- Source data
[start]
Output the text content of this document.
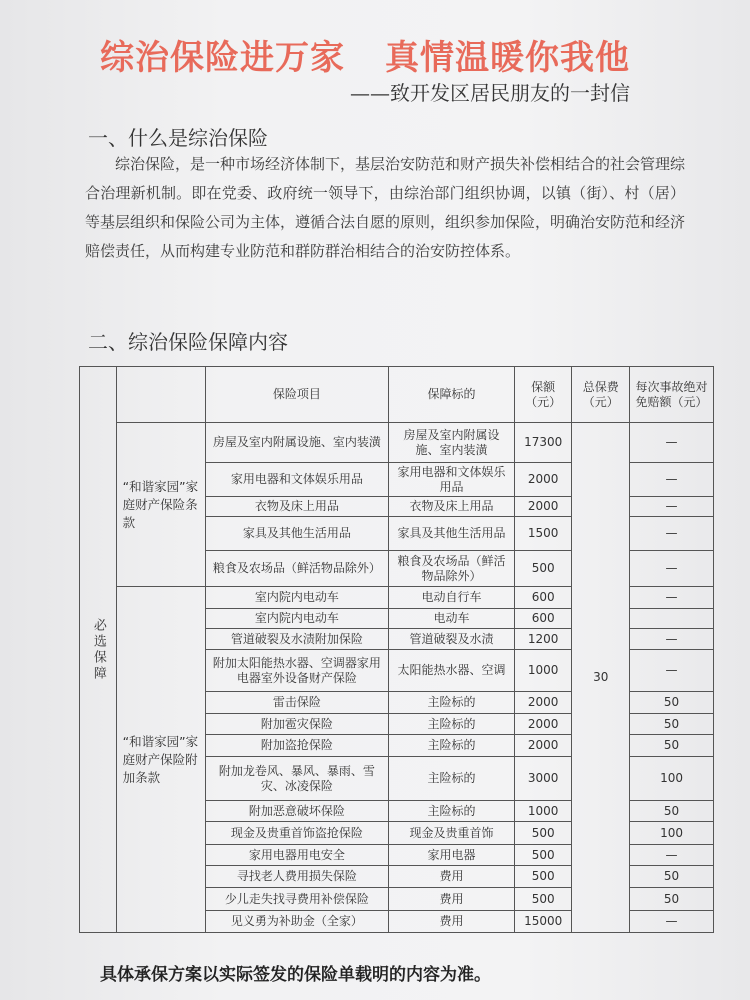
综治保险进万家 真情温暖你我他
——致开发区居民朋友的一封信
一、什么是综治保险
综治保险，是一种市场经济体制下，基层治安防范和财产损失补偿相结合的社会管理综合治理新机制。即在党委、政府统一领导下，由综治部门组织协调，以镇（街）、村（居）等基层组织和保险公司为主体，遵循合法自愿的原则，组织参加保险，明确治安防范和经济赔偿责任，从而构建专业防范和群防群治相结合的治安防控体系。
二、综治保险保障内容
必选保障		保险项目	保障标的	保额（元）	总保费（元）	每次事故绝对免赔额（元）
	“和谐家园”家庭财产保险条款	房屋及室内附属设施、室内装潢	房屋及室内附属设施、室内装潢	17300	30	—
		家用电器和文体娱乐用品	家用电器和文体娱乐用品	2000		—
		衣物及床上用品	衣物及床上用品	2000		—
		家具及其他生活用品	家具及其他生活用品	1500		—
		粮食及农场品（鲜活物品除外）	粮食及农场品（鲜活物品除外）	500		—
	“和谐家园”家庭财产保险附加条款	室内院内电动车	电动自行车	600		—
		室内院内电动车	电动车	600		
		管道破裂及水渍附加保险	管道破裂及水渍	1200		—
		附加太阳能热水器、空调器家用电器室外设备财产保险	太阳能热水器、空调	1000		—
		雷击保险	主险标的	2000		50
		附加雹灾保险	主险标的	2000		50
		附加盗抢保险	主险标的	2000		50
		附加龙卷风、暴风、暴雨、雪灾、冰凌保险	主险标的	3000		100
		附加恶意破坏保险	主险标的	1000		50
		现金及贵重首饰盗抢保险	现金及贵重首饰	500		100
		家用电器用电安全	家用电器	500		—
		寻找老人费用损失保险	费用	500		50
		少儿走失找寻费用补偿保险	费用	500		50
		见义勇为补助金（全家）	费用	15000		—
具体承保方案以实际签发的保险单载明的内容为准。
[end]
- SHORT TASK
Output each line exactly; omit every picture.

- RIGHT ANSWER
Output the text content of this document.
综治保险进万家 真情温暖你我他
——致开发区居民朋友的一封信
一、什么是综治保险
综治保险，是一种市场经济体制下，基层治安防范和财产损失补偿相结合的社会管理综合治理新机制。即在党委、政府统一领导下，由综治部门组织协调，以镇（街）、村（居）等基层组织和保险公司为主体，遵循合法自愿的原则，组织参加保险，明确治安防范和经济赔偿责任，从而构建专业防范和群防群治相结合的治安防控体系。
二、综治保险保障内容
必选保障		保险项目	保障标的	保额（元）	总保费（元）	每次事故绝对免赔额（元）
	“和谐家园”家庭财产保险条款	房屋及室内附属设施、室内装潢	房屋及室内附属设施、室内装潢	17300	30	—
		家用电器和文体娱乐用品	家用电器和文体娱乐用品	2000		—
		衣物及床上用品	衣物及床上用品	2000		—
		家具及其他生活用品	家具及其他生活用品	1500		—
		粮食及农场品（鲜活物品除外）	粮食及农场品（鲜活物品除外）	500		—
	“和谐家园”家庭财产保险附加条款	室内院内电动车	电动自行车	600		—
		室内院内电动车	电动车	600		
		管道破裂及水渍附加保险	管道破裂及水渍	1200		—
		附加太阳能热水器、空调器家用电器室外设备财产保险	太阳能热水器、空调	1000		—
		雷击保险	主险标的	2000		50
		附加雹灾保险	主险标的	2000		50
		附加盗抢保险	主险标的	2000		50
		附加龙卷风、暴风、暴雨、雪灾、冰凌保险	主险标的	3000		100
		附加恶意破坏保险	主险标的	1000		50
		现金及贵重首饰盗抢保险	现金及贵重首饰	500		100
		家用电器用电安全	家用电器	500		—
		寻找老人费用损失保险	费用	500		50
		少儿走失找寻费用补偿保险	费用	500		50
		见义勇为补助金（全家）	费用	15000		—
具体承保方案以实际签发的保险单载明的内容为准。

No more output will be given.